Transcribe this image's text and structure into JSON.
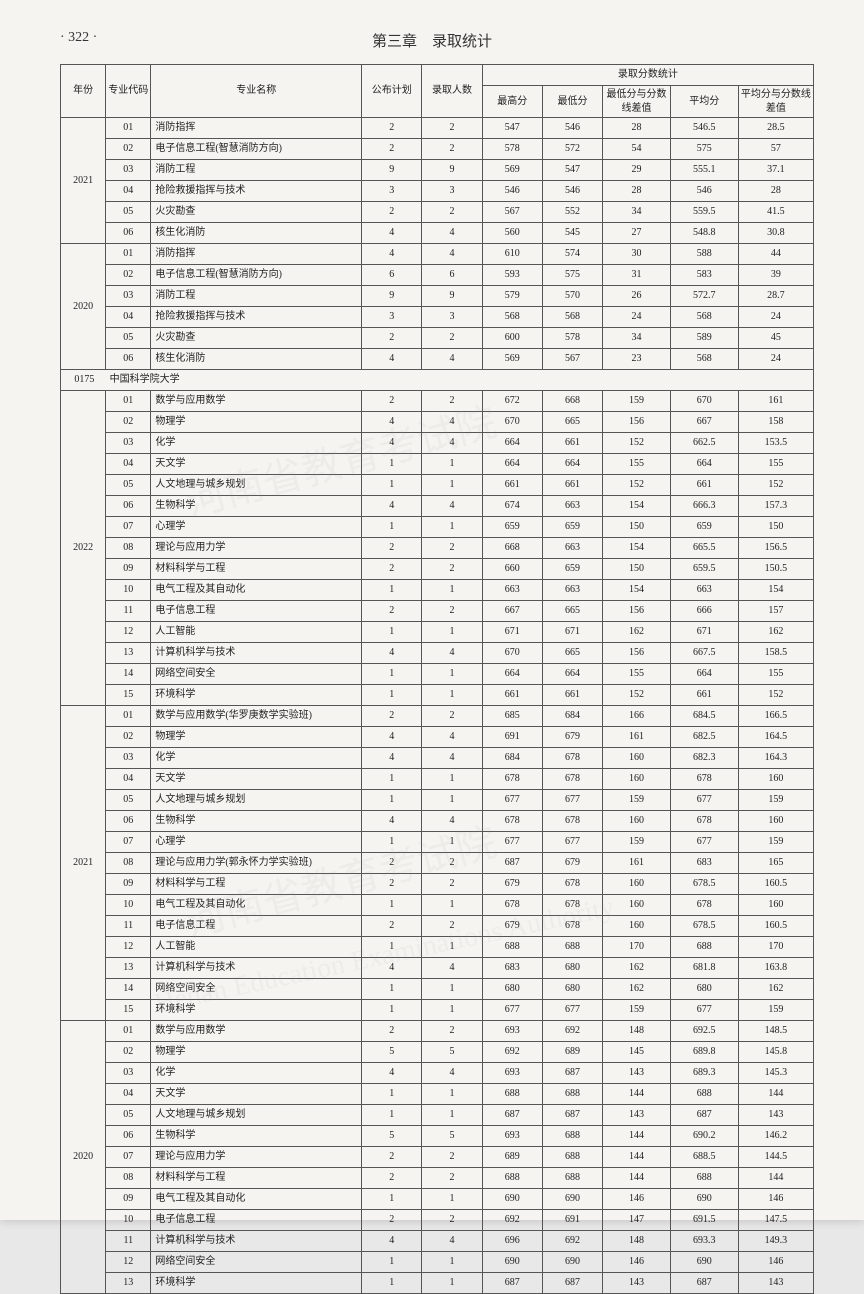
{
  "page_number": "· 322 ·",
  "chapter_title": "第三章　录取统计",
  "columns": {
    "year": "年份",
    "major_code": "专业代码",
    "major_name": "专业名称",
    "plan": "公布计划",
    "admit": "录取人数",
    "score_stats": "录取分数统计",
    "max": "最高分",
    "min": "最低分",
    "min_diff": "最低分与分数线差值",
    "avg": "平均分",
    "avg_diff": "平均分与分数线差值"
  },
  "groups": [
    {
      "year": "2021",
      "rows": [
        {
          "code": "01",
          "name": "消防指挥",
          "plan": "2",
          "admit": "2",
          "max": "547",
          "min": "546",
          "min_diff": "28",
          "avg": "546.5",
          "avg_diff": "28.5"
        },
        {
          "code": "02",
          "name": "电子信息工程(智慧消防方向)",
          "plan": "2",
          "admit": "2",
          "max": "578",
          "min": "572",
          "min_diff": "54",
          "avg": "575",
          "avg_diff": "57"
        },
        {
          "code": "03",
          "name": "消防工程",
          "plan": "9",
          "admit": "9",
          "max": "569",
          "min": "547",
          "min_diff": "29",
          "avg": "555.1",
          "avg_diff": "37.1"
        },
        {
          "code": "04",
          "name": "抢险救援指挥与技术",
          "plan": "3",
          "admit": "3",
          "max": "546",
          "min": "546",
          "min_diff": "28",
          "avg": "546",
          "avg_diff": "28"
        },
        {
          "code": "05",
          "name": "火灾勘查",
          "plan": "2",
          "admit": "2",
          "max": "567",
          "min": "552",
          "min_diff": "34",
          "avg": "559.5",
          "avg_diff": "41.5"
        },
        {
          "code": "06",
          "name": "核生化消防",
          "plan": "4",
          "admit": "4",
          "max": "560",
          "min": "545",
          "min_diff": "27",
          "avg": "548.8",
          "avg_diff": "30.8"
        }
      ]
    },
    {
      "year": "2020",
      "rows": [
        {
          "code": "01",
          "name": "消防指挥",
          "plan": "4",
          "admit": "4",
          "max": "610",
          "min": "574",
          "min_diff": "30",
          "avg": "588",
          "avg_diff": "44"
        },
        {
          "code": "02",
          "name": "电子信息工程(智慧消防方向)",
          "plan": "6",
          "admit": "6",
          "max": "593",
          "min": "575",
          "min_diff": "31",
          "avg": "583",
          "avg_diff": "39"
        },
        {
          "code": "03",
          "name": "消防工程",
          "plan": "9",
          "admit": "9",
          "max": "579",
          "min": "570",
          "min_diff": "26",
          "avg": "572.7",
          "avg_diff": "28.7"
        },
        {
          "code": "04",
          "name": "抢险救援指挥与技术",
          "plan": "3",
          "admit": "3",
          "max": "568",
          "min": "568",
          "min_diff": "24",
          "avg": "568",
          "avg_diff": "24"
        },
        {
          "code": "05",
          "name": "火灾勘查",
          "plan": "2",
          "admit": "2",
          "max": "600",
          "min": "578",
          "min_diff": "34",
          "avg": "589",
          "avg_diff": "45"
        },
        {
          "code": "06",
          "name": "核生化消防",
          "plan": "4",
          "admit": "4",
          "max": "569",
          "min": "567",
          "min_diff": "23",
          "avg": "568",
          "avg_diff": "24"
        }
      ]
    }
  ],
  "section_header": {
    "code": "0175",
    "name": "中国科学院大学"
  },
  "groups2": [
    {
      "year": "2022",
      "rows": [
        {
          "code": "01",
          "name": "数学与应用数学",
          "plan": "2",
          "admit": "2",
          "max": "672",
          "min": "668",
          "min_diff": "159",
          "avg": "670",
          "avg_diff": "161"
        },
        {
          "code": "02",
          "name": "物理学",
          "plan": "4",
          "admit": "4",
          "max": "670",
          "min": "665",
          "min_diff": "156",
          "avg": "667",
          "avg_diff": "158"
        },
        {
          "code": "03",
          "name": "化学",
          "plan": "4",
          "admit": "4",
          "max": "664",
          "min": "661",
          "min_diff": "152",
          "avg": "662.5",
          "avg_diff": "153.5"
        },
        {
          "code": "04",
          "name": "天文学",
          "plan": "1",
          "admit": "1",
          "max": "664",
          "min": "664",
          "min_diff": "155",
          "avg": "664",
          "avg_diff": "155"
        },
        {
          "code": "05",
          "name": "人文地理与城乡规划",
          "plan": "1",
          "admit": "1",
          "max": "661",
          "min": "661",
          "min_diff": "152",
          "avg": "661",
          "avg_diff": "152"
        },
        {
          "code": "06",
          "name": "生物科学",
          "plan": "4",
          "admit": "4",
          "max": "674",
          "min": "663",
          "min_diff": "154",
          "avg": "666.3",
          "avg_diff": "157.3"
        },
        {
          "code": "07",
          "name": "心理学",
          "plan": "1",
          "admit": "1",
          "max": "659",
          "min": "659",
          "min_diff": "150",
          "avg": "659",
          "avg_diff": "150"
        },
        {
          "code": "08",
          "name": "理论与应用力学",
          "plan": "2",
          "admit": "2",
          "max": "668",
          "min": "663",
          "min_diff": "154",
          "avg": "665.5",
          "avg_diff": "156.5"
        },
        {
          "code": "09",
          "name": "材料科学与工程",
          "plan": "2",
          "admit": "2",
          "max": "660",
          "min": "659",
          "min_diff": "150",
          "avg": "659.5",
          "avg_diff": "150.5"
        },
        {
          "code": "10",
          "name": "电气工程及其自动化",
          "plan": "1",
          "admit": "1",
          "max": "663",
          "min": "663",
          "min_diff": "154",
          "avg": "663",
          "avg_diff": "154"
        },
        {
          "code": "11",
          "name": "电子信息工程",
          "plan": "2",
          "admit": "2",
          "max": "667",
          "min": "665",
          "min_diff": "156",
          "avg": "666",
          "avg_diff": "157"
        },
        {
          "code": "12",
          "name": "人工智能",
          "plan": "1",
          "admit": "1",
          "max": "671",
          "min": "671",
          "min_diff": "162",
          "avg": "671",
          "avg_diff": "162"
        },
        {
          "code": "13",
          "name": "计算机科学与技术",
          "plan": "4",
          "admit": "4",
          "max": "670",
          "min": "665",
          "min_diff": "156",
          "avg": "667.5",
          "avg_diff": "158.5"
        },
        {
          "code": "14",
          "name": "网络空间安全",
          "plan": "1",
          "admit": "1",
          "max": "664",
          "min": "664",
          "min_diff": "155",
          "avg": "664",
          "avg_diff": "155"
        },
        {
          "code": "15",
          "name": "环境科学",
          "plan": "1",
          "admit": "1",
          "max": "661",
          "min": "661",
          "min_diff": "152",
          "avg": "661",
          "avg_diff": "152"
        }
      ]
    },
    {
      "year": "2021",
      "rows": [
        {
          "code": "01",
          "name": "数学与应用数学(华罗庚数学实验班)",
          "plan": "2",
          "admit": "2",
          "max": "685",
          "min": "684",
          "min_diff": "166",
          "avg": "684.5",
          "avg_diff": "166.5"
        },
        {
          "code": "02",
          "name": "物理学",
          "plan": "4",
          "admit": "4",
          "max": "691",
          "min": "679",
          "min_diff": "161",
          "avg": "682.5",
          "avg_diff": "164.5"
        },
        {
          "code": "03",
          "name": "化学",
          "plan": "4",
          "admit": "4",
          "max": "684",
          "min": "678",
          "min_diff": "160",
          "avg": "682.3",
          "avg_diff": "164.3"
        },
        {
          "code": "04",
          "name": "天文学",
          "plan": "1",
          "admit": "1",
          "max": "678",
          "min": "678",
          "min_diff": "160",
          "avg": "678",
          "avg_diff": "160"
        },
        {
          "code": "05",
          "name": "人文地理与城乡规划",
          "plan": "1",
          "admit": "1",
          "max": "677",
          "min": "677",
          "min_diff": "159",
          "avg": "677",
          "avg_diff": "159"
        },
        {
          "code": "06",
          "name": "生物科学",
          "plan": "4",
          "admit": "4",
          "max": "678",
          "min": "678",
          "min_diff": "160",
          "avg": "678",
          "avg_diff": "160"
        },
        {
          "code": "07",
          "name": "心理学",
          "plan": "1",
          "admit": "1",
          "max": "677",
          "min": "677",
          "min_diff": "159",
          "avg": "677",
          "avg_diff": "159"
        },
        {
          "code": "08",
          "name": "理论与应用力学(郭永怀力学实验班)",
          "plan": "2",
          "admit": "2",
          "max": "687",
          "min": "679",
          "min_diff": "161",
          "avg": "683",
          "avg_diff": "165"
        },
        {
          "code": "09",
          "name": "材料科学与工程",
          "plan": "2",
          "admit": "2",
          "max": "679",
          "min": "678",
          "min_diff": "160",
          "avg": "678.5",
          "avg_diff": "160.5"
        },
        {
          "code": "10",
          "name": "电气工程及其自动化",
          "plan": "1",
          "admit": "1",
          "max": "678",
          "min": "678",
          "min_diff": "160",
          "avg": "678",
          "avg_diff": "160"
        },
        {
          "code": "11",
          "name": "电子信息工程",
          "plan": "2",
          "admit": "2",
          "max": "679",
          "min": "678",
          "min_diff": "160",
          "avg": "678.5",
          "avg_diff": "160.5"
        },
        {
          "code": "12",
          "name": "人工智能",
          "plan": "1",
          "admit": "1",
          "max": "688",
          "min": "688",
          "min_diff": "170",
          "avg": "688",
          "avg_diff": "170"
        },
        {
          "code": "13",
          "name": "计算机科学与技术",
          "plan": "4",
          "admit": "4",
          "max": "683",
          "min": "680",
          "min_diff": "162",
          "avg": "681.8",
          "avg_diff": "163.8"
        },
        {
          "code": "14",
          "name": "网络空间安全",
          "plan": "1",
          "admit": "1",
          "max": "680",
          "min": "680",
          "min_diff": "162",
          "avg": "680",
          "avg_diff": "162"
        },
        {
          "code": "15",
          "name": "环境科学",
          "plan": "1",
          "admit": "1",
          "max": "677",
          "min": "677",
          "min_diff": "159",
          "avg": "677",
          "avg_diff": "159"
        }
      ]
    },
    {
      "year": "2020",
      "rows": [
        {
          "code": "01",
          "name": "数学与应用数学",
          "plan": "2",
          "admit": "2",
          "max": "693",
          "min": "692",
          "min_diff": "148",
          "avg": "692.5",
          "avg_diff": "148.5"
        },
        {
          "code": "02",
          "name": "物理学",
          "plan": "5",
          "admit": "5",
          "max": "692",
          "min": "689",
          "min_diff": "145",
          "avg": "689.8",
          "avg_diff": "145.8"
        },
        {
          "code": "03",
          "name": "化学",
          "plan": "4",
          "admit": "4",
          "max": "693",
          "min": "687",
          "min_diff": "143",
          "avg": "689.3",
          "avg_diff": "145.3"
        },
        {
          "code": "04",
          "name": "天文学",
          "plan": "1",
          "admit": "1",
          "max": "688",
          "min": "688",
          "min_diff": "144",
          "avg": "688",
          "avg_diff": "144"
        },
        {
          "code": "05",
          "name": "人文地理与城乡规划",
          "plan": "1",
          "admit": "1",
          "max": "687",
          "min": "687",
          "min_diff": "143",
          "avg": "687",
          "avg_diff": "143"
        },
        {
          "code": "06",
          "name": "生物科学",
          "plan": "5",
          "admit": "5",
          "max": "693",
          "min": "688",
          "min_diff": "144",
          "avg": "690.2",
          "avg_diff": "146.2"
        },
        {
          "code": "07",
          "name": "理论与应用力学",
          "plan": "2",
          "admit": "2",
          "max": "689",
          "min": "688",
          "min_diff": "144",
          "avg": "688.5",
          "avg_diff": "144.5"
        },
        {
          "code": "08",
          "name": "材料科学与工程",
          "plan": "2",
          "admit": "2",
          "max": "688",
          "min": "688",
          "min_diff": "144",
          "avg": "688",
          "avg_diff": "144"
        },
        {
          "code": "09",
          "name": "电气工程及其自动化",
          "plan": "1",
          "admit": "1",
          "max": "690",
          "min": "690",
          "min_diff": "146",
          "avg": "690",
          "avg_diff": "146"
        },
        {
          "code": "10",
          "name": "电子信息工程",
          "plan": "2",
          "admit": "2",
          "max": "692",
          "min": "691",
          "min_diff": "147",
          "avg": "691.5",
          "avg_diff": "147.5"
        },
        {
          "code": "11",
          "name": "计算机科学与技术",
          "plan": "4",
          "admit": "4",
          "max": "696",
          "min": "692",
          "min_diff": "148",
          "avg": "693.3",
          "avg_diff": "149.3"
        },
        {
          "code": "12",
          "name": "网络空间安全",
          "plan": "1",
          "admit": "1",
          "max": "690",
          "min": "690",
          "min_diff": "146",
          "avg": "690",
          "avg_diff": "146"
        },
        {
          "code": "13",
          "name": "环境科学",
          "plan": "1",
          "admit": "1",
          "max": "687",
          "min": "687",
          "min_diff": "143",
          "avg": "687",
          "avg_diff": "143"
        }
      ]
    }
  ],
  "watermark1": "河南省教育考试院",
  "watermark2": "河南省教育考试院",
  "watermark3": "Henan Education Examinations Authority"
}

────────────────

> **TASK BRIEF**:
Using the records above, gather all lines where the string "河南省教育考试院" is present.

> **SOLUTION FOR THIS TASK**:
  "watermark1": "河南省教育考试院",
  "watermark2": "河南省教育考试院",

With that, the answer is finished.